• [Records from a collection of figures]:
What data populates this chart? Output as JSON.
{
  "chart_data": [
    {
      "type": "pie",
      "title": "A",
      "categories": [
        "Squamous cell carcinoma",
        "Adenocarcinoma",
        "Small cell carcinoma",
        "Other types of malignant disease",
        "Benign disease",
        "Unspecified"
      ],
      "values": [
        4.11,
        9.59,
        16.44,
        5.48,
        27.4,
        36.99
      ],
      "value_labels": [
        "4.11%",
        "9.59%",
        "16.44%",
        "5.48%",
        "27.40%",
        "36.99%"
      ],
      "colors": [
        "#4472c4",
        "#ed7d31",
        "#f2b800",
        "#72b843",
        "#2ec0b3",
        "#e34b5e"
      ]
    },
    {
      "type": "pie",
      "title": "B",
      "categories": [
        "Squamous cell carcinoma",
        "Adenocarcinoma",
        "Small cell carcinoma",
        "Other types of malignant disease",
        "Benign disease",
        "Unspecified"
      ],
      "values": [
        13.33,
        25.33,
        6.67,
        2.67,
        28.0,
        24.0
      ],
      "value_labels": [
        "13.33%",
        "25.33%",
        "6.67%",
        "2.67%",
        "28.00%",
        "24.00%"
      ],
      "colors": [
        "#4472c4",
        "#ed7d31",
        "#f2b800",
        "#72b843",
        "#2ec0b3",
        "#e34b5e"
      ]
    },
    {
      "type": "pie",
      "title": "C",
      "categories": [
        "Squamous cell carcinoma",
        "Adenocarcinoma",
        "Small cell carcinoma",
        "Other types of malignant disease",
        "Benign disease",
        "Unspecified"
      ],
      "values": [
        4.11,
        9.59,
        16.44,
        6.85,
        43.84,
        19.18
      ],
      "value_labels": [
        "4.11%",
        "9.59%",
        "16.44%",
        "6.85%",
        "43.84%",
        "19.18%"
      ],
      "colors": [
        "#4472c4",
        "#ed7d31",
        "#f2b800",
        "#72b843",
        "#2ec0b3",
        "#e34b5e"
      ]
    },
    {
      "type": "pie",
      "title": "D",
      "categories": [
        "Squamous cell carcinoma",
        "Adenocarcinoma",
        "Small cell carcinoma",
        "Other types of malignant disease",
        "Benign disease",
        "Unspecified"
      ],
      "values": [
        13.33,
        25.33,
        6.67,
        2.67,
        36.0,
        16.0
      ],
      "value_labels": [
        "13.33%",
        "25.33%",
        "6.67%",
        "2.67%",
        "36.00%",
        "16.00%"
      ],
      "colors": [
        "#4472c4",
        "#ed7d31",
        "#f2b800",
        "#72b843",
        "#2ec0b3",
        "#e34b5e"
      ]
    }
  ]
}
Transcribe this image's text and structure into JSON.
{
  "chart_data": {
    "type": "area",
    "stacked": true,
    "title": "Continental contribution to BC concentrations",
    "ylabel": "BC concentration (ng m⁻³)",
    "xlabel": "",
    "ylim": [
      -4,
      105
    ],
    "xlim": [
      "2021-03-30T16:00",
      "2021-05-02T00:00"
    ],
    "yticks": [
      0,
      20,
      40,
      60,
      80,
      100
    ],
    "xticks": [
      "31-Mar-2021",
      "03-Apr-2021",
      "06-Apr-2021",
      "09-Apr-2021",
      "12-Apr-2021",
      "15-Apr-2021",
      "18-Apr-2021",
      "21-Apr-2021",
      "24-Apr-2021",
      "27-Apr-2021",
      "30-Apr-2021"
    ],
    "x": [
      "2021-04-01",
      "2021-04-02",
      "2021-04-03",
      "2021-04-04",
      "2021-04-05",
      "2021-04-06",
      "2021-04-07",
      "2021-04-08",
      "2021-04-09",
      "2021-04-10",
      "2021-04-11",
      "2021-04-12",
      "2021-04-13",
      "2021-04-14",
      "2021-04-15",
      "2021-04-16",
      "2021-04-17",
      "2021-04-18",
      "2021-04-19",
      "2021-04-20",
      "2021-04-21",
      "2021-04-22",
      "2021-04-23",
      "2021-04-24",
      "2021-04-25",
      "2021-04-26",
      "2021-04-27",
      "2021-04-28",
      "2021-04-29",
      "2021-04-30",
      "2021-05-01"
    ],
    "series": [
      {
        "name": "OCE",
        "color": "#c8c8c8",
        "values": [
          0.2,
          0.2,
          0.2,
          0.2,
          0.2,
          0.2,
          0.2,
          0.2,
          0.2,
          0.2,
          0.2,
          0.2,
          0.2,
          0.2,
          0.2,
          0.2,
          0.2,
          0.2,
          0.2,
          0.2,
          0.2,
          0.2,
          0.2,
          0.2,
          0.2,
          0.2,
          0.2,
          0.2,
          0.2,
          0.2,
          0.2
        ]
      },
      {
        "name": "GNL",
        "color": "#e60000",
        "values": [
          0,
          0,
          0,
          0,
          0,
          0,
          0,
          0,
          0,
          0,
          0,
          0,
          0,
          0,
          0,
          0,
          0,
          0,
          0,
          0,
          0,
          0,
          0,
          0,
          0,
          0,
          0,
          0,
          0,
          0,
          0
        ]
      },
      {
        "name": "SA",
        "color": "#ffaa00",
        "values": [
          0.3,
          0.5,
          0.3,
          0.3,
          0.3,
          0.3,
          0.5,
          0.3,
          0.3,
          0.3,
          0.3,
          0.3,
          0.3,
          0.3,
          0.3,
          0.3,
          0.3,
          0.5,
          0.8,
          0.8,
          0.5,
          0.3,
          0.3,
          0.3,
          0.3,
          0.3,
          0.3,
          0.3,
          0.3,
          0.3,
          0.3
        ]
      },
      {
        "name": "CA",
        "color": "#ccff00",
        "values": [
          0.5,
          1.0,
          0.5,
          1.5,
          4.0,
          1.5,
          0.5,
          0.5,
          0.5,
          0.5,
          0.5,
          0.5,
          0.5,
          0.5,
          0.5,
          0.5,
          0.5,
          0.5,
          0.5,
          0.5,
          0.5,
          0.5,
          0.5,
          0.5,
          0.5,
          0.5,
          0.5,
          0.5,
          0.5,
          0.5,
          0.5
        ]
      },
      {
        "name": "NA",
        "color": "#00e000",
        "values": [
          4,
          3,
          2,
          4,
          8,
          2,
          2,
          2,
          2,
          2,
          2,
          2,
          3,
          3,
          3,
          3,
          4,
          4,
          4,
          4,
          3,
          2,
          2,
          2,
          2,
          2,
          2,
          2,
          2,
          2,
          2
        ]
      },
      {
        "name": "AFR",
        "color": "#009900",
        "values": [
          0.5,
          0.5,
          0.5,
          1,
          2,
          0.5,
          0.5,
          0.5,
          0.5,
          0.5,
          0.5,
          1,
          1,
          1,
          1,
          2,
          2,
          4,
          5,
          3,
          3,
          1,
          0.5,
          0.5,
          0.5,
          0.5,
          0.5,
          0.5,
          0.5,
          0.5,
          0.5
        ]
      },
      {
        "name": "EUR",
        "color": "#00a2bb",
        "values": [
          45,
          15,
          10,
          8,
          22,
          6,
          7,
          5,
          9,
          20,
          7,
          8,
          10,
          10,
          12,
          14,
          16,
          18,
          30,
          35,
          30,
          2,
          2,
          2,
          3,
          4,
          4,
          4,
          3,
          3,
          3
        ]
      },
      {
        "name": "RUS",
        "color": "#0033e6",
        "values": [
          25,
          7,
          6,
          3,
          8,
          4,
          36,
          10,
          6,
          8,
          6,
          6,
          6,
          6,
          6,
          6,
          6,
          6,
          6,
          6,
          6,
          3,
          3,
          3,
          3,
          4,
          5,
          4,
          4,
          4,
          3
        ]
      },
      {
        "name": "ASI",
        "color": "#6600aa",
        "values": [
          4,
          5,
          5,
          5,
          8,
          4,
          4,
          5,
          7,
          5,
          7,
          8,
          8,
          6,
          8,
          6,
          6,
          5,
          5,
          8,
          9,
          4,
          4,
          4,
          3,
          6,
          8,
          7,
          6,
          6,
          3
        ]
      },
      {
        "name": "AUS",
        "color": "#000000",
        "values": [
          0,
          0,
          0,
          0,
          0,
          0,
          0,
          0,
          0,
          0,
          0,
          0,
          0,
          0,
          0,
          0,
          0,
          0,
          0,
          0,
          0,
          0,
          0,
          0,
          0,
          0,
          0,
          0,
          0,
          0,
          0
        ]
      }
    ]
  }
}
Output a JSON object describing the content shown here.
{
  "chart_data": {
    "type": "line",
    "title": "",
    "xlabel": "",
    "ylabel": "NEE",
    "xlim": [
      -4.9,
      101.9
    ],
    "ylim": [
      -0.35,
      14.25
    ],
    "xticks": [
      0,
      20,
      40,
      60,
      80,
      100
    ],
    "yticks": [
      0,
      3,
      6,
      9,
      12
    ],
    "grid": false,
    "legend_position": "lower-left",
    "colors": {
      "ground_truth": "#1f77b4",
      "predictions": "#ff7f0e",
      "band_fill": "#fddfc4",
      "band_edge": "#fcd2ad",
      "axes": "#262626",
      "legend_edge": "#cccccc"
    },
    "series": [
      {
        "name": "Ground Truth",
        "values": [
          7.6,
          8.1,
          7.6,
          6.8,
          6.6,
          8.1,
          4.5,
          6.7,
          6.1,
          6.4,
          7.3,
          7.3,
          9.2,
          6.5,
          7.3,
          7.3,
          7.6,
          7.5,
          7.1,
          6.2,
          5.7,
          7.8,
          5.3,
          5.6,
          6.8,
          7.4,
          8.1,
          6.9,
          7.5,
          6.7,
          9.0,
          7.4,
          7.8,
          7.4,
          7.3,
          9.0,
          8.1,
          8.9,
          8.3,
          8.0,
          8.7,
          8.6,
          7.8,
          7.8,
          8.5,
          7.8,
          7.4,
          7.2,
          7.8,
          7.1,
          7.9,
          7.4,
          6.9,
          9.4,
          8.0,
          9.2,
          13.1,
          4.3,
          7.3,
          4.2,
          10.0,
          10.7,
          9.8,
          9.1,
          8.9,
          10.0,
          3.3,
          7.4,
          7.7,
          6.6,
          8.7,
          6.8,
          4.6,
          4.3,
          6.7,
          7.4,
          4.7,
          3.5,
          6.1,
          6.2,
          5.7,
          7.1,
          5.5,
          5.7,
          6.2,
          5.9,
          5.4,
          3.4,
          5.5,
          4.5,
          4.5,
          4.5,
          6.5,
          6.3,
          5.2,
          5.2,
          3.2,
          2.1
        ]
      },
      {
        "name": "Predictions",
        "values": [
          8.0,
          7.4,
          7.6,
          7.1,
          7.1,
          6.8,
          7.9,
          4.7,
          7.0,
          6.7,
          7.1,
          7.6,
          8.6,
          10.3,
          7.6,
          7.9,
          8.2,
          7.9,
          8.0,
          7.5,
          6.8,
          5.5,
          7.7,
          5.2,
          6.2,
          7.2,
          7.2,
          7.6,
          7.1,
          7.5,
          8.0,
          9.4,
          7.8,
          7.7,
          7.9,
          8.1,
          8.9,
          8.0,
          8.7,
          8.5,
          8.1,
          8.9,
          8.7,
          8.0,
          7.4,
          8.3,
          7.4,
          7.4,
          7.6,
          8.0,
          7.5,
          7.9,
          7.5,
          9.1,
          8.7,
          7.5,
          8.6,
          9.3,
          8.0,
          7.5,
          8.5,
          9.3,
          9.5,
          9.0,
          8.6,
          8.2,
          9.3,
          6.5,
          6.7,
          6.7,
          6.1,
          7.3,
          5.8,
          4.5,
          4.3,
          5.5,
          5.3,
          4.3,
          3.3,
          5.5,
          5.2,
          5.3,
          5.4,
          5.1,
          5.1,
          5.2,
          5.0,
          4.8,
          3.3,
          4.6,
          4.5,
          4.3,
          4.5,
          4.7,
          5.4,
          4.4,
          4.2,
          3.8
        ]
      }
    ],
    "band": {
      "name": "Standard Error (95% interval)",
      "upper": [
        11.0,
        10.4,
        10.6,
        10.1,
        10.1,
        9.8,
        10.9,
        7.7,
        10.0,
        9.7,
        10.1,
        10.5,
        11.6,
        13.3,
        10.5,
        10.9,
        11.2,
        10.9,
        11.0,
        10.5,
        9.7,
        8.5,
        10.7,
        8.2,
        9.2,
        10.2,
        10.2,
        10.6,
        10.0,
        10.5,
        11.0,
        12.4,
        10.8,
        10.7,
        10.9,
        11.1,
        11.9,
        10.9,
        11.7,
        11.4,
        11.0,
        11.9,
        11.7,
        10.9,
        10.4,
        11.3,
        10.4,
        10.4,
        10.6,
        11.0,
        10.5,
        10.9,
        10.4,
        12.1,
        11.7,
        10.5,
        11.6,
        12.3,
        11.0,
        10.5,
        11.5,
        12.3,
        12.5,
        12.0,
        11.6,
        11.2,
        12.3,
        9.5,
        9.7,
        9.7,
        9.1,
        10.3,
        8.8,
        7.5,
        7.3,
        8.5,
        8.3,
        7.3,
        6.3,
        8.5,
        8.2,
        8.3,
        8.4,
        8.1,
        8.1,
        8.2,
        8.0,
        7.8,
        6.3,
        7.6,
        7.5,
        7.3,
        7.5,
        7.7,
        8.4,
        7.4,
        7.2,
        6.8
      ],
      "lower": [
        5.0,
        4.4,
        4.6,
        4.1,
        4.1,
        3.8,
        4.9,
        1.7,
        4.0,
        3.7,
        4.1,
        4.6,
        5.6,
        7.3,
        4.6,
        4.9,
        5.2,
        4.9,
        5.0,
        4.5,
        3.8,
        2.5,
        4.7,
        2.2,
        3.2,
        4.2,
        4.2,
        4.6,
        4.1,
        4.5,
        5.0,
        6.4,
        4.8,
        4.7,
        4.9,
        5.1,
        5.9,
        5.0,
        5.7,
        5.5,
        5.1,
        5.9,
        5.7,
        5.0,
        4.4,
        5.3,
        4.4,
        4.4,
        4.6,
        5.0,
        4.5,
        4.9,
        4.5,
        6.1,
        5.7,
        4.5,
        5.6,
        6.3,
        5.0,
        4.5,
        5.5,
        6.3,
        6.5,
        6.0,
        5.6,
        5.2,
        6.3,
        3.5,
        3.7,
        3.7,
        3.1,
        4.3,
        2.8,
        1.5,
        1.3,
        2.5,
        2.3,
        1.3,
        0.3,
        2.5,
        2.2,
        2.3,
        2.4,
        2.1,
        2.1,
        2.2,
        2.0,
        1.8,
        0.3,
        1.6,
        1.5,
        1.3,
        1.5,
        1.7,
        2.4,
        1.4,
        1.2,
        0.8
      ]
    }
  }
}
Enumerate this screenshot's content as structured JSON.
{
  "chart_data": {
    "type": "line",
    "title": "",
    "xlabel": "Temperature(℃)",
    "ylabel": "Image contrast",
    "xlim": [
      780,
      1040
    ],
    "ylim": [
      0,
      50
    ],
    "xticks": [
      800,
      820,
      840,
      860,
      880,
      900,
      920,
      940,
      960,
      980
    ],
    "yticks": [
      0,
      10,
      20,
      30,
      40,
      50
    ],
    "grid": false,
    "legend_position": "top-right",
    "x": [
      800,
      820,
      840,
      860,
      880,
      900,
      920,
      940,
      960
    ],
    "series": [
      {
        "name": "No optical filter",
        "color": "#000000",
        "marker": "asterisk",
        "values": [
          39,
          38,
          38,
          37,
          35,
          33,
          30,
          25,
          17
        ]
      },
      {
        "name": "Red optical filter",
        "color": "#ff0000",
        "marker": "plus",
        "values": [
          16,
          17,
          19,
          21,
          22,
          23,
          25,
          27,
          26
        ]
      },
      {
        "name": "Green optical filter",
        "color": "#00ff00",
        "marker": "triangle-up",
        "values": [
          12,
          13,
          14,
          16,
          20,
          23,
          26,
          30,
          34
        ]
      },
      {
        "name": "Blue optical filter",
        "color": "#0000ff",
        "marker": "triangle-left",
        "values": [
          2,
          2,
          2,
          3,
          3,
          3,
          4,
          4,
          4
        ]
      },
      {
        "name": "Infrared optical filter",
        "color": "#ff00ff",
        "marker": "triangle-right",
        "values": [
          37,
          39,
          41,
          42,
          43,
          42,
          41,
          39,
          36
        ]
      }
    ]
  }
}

• [TASK TO COMPLETE]: Say how many lines of the listing above contain "ylabel", with no other words.

• [TASK RESULT]: 3